Extract all of the entries and give them again, word for word.

[Start of Working data]

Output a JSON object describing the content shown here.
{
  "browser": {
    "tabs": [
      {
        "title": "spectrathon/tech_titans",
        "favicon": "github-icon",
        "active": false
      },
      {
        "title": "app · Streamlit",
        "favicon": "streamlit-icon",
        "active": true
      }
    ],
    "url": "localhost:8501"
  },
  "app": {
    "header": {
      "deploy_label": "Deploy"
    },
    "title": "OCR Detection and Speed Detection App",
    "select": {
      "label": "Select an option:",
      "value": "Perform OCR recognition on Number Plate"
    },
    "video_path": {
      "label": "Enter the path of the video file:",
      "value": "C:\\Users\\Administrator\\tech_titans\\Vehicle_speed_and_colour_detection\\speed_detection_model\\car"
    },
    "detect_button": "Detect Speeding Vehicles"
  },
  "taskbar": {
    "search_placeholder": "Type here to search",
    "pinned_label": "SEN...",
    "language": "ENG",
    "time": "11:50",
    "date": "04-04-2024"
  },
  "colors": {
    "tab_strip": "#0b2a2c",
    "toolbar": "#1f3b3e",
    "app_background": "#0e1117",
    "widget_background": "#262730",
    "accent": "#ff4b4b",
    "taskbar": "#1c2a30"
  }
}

[End of Working data]

Exercise result:
Output a JSON object describing the content shown here.
{
  "browser": {
    "tabs": [
      {
        "title": "spectrathon/tech_titans",
        "favicon": "github-icon",
        "active": false
      },
      {
        "title": "app · Streamlit",
        "favicon": "streamlit-icon",
        "active": true
      }
    ],
    "url": "localhost:8501"
  },
  "app": {
    "header": {
      "deploy_label": "Deploy"
    },
    "title": "OCR Detection and Speed Detection App",
    "select": {
      "label": "Select an option:",
      "value": "Perform OCR recognition on Number Plate"
    },
    "video_path": {
      "label": "Enter the path of the video file:",
      "value": "C:\\Users\\Administrator\\tech_titans\\Vehicle_speed_and_colour_detection\\speed_detection_model\\car"
    },
    "detect_button": "Detect Speeding Vehicles"
  },
  "taskbar": {
    "search_placeholder": "Type here to search",
    "pinned_label": "SEN...",
    "language": "ENG",
    "time": "11:50",
    "date": "04-04-2024"
  },
  "colors": {
    "tab_strip": "#0b2a2c",
    "toolbar": "#1f3b3e",
    "app_background": "#0e1117",
    "widget_background": "#262730",
    "accent": "#ff4b4b",
    "taskbar": "#1c2a30"
  }
}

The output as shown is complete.